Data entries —

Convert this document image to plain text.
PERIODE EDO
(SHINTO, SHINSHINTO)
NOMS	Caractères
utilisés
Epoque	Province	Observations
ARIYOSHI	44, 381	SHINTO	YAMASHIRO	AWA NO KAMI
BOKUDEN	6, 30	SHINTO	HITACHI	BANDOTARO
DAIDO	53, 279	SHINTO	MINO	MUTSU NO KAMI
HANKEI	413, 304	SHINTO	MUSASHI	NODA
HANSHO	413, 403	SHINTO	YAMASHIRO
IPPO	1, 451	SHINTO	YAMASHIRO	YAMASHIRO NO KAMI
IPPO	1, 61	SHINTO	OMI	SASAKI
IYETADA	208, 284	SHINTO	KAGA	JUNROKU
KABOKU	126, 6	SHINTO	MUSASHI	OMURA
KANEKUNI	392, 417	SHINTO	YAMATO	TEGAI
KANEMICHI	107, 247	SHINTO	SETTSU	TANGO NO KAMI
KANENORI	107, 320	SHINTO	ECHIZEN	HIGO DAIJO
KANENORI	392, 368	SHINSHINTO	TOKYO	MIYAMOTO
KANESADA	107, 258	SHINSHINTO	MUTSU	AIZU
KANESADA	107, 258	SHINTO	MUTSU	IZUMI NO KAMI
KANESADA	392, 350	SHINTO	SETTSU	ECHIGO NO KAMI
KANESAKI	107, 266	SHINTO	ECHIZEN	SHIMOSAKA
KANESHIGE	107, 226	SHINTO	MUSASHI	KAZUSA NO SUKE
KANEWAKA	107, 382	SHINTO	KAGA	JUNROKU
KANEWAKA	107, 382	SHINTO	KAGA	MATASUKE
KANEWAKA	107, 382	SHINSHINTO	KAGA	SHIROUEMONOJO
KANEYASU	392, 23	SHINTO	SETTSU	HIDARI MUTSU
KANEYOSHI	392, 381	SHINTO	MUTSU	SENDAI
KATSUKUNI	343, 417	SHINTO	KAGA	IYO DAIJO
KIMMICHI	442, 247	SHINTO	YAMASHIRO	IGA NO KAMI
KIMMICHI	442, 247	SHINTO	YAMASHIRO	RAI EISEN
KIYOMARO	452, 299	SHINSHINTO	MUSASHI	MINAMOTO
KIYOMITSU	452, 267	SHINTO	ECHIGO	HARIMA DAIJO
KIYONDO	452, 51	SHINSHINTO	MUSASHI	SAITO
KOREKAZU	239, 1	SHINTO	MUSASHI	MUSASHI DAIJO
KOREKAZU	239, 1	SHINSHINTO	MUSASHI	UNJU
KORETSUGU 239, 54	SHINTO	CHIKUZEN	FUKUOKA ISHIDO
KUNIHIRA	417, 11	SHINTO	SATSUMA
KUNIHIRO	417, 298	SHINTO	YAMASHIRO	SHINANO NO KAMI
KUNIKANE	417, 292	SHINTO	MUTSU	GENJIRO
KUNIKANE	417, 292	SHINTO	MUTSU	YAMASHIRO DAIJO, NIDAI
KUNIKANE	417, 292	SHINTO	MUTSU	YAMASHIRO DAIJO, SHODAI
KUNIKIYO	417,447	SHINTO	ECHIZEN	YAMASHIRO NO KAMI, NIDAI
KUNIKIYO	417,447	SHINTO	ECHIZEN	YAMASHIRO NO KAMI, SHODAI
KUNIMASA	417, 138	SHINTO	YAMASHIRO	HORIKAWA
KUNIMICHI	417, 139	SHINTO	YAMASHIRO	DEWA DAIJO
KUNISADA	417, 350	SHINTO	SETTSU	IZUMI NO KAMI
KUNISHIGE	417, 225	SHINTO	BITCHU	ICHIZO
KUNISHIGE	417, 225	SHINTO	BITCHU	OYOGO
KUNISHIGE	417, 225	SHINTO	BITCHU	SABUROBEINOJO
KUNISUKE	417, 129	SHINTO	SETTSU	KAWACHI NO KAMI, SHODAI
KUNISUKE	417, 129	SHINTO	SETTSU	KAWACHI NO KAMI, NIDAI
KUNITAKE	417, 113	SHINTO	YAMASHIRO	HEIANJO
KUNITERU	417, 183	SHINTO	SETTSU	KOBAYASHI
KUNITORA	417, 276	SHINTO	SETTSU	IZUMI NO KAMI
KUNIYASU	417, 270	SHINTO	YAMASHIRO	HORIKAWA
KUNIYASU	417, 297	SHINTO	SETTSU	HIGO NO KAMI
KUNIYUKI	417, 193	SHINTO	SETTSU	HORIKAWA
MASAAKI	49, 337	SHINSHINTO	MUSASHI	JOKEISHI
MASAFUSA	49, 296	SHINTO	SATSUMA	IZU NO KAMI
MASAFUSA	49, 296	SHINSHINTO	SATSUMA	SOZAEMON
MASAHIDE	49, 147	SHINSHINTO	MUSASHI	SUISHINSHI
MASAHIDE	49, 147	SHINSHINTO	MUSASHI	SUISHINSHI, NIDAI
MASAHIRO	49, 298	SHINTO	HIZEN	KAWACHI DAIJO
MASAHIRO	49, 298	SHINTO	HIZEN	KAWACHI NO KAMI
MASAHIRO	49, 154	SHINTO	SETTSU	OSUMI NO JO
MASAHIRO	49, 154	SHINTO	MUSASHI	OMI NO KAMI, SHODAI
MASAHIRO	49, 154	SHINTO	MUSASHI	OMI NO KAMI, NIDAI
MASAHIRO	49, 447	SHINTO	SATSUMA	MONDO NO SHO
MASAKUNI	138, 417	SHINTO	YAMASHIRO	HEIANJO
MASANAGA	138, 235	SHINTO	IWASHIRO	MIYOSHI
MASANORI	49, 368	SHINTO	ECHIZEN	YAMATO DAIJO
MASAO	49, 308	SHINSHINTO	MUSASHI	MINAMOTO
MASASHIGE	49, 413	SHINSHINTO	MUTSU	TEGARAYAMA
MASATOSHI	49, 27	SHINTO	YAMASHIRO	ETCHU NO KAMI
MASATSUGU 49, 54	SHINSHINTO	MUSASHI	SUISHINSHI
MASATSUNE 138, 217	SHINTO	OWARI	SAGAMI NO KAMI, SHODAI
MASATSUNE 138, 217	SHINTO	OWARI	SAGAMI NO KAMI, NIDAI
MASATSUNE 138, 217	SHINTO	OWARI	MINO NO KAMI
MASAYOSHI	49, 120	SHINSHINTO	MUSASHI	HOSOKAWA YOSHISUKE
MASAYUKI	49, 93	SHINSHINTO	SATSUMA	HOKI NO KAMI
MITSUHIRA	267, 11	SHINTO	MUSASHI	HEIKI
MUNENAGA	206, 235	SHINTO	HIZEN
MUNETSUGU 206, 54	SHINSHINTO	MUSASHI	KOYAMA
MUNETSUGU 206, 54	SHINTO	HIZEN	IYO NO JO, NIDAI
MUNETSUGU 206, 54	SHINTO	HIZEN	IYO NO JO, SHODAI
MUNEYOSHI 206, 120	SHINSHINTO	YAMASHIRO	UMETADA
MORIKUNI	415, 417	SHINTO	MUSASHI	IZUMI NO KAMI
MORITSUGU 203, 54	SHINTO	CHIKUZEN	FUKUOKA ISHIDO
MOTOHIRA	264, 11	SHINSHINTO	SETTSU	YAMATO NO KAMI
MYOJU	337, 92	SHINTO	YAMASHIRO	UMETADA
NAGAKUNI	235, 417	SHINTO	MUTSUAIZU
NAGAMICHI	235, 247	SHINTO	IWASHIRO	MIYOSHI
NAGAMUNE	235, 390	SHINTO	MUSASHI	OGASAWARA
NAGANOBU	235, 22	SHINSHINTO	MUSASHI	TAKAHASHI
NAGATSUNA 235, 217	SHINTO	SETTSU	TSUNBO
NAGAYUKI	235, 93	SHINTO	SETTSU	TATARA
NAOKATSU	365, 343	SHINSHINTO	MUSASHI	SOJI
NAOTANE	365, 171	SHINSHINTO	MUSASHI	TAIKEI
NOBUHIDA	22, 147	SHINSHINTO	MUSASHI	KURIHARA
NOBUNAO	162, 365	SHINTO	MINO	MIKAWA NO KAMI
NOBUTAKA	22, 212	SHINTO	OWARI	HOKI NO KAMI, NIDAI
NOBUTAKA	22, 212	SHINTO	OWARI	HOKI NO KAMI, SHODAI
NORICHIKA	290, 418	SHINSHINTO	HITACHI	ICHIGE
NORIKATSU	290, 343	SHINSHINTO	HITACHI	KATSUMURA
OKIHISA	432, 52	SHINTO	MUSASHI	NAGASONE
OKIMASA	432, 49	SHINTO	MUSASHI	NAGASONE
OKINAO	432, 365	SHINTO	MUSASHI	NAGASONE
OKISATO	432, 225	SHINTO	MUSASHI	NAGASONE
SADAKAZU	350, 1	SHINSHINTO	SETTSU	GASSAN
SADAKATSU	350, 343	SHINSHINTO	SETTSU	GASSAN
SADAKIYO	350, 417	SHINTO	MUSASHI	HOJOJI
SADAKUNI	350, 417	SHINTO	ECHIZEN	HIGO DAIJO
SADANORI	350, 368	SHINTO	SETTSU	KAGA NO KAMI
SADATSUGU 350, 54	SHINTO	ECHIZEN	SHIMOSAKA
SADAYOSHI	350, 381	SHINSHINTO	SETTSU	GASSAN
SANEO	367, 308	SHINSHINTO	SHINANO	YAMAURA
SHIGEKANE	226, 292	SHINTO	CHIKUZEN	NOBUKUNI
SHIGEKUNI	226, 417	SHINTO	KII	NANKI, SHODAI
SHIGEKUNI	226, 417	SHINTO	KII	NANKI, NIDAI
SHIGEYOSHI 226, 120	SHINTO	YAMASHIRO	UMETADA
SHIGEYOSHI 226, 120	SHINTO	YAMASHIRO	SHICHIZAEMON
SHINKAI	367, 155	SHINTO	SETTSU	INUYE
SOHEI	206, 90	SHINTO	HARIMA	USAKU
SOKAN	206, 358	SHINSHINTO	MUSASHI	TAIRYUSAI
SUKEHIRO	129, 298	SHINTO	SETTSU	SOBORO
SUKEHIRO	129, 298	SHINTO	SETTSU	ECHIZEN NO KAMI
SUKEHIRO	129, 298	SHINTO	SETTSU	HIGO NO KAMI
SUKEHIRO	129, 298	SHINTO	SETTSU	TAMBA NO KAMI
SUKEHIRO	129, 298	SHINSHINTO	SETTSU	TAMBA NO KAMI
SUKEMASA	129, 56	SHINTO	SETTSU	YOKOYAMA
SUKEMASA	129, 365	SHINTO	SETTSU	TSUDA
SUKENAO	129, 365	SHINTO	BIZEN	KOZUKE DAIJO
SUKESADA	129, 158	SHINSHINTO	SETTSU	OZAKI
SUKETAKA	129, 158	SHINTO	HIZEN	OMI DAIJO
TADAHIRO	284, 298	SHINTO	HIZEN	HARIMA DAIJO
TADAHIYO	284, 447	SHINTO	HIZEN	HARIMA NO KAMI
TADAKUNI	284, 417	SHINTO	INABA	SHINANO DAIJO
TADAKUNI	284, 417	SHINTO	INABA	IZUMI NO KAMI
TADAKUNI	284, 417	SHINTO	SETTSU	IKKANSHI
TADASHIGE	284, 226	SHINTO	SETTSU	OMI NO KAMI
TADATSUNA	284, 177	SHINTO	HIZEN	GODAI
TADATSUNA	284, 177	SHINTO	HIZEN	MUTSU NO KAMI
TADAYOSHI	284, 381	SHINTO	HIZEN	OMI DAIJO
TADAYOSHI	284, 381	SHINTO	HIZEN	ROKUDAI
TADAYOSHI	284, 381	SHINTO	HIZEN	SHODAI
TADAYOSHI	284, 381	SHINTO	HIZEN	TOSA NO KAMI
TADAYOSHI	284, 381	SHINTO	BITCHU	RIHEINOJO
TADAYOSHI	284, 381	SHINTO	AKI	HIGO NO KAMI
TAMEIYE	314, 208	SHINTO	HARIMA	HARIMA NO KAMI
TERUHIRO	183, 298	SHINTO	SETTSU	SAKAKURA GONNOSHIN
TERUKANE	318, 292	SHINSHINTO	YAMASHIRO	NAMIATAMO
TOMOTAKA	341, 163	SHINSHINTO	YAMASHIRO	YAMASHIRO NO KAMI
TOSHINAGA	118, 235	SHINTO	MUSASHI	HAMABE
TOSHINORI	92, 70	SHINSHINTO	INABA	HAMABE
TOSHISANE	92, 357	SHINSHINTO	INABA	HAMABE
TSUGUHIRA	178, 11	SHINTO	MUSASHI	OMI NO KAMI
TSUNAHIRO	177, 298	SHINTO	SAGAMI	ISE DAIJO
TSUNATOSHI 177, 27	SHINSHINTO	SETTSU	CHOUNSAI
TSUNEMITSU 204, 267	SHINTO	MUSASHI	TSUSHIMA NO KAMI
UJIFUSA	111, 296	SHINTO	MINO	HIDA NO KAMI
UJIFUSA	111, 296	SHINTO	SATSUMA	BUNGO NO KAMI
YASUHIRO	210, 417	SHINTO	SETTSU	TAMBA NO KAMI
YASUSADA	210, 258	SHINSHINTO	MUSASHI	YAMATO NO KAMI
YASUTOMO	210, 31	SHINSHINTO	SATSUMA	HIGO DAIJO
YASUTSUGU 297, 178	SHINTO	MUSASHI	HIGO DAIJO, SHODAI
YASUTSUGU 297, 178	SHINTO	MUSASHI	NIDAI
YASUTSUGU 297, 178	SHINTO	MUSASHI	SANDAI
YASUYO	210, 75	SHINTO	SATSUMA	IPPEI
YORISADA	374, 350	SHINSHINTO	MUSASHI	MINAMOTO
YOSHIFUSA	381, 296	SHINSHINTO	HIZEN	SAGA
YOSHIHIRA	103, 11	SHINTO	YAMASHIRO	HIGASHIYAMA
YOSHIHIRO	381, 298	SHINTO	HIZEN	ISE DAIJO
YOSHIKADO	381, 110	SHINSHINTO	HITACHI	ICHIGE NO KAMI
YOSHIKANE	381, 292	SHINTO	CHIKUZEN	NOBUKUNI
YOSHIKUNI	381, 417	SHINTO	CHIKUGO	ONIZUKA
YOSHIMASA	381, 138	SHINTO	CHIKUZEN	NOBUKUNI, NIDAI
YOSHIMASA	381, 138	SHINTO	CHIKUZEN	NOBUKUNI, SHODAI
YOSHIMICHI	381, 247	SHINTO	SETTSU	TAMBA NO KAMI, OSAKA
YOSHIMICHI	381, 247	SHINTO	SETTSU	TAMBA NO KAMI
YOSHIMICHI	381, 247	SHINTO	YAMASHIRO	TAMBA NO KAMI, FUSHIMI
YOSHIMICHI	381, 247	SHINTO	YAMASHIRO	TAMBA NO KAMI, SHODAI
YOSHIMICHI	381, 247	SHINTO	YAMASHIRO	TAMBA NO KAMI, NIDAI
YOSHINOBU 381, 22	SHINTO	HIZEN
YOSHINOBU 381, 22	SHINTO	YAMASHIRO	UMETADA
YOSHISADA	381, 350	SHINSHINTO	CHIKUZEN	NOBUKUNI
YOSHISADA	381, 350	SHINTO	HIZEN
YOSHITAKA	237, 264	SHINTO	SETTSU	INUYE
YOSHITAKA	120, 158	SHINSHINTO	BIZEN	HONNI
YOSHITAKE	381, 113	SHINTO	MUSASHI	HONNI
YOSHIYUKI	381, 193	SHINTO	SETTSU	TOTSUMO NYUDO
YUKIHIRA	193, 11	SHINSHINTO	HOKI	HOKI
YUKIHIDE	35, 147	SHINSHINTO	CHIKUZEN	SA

Instructions to follow —
Look above for every line with the word "SHIGEKUNI" and copy it.

Answer to the task —
SHIGEKUNI	226, 417	SHINTO	KII	NANKI, SHODAI
SHIGEKUNI	226, 417	SHINTO	KII	NANKI, NIDAI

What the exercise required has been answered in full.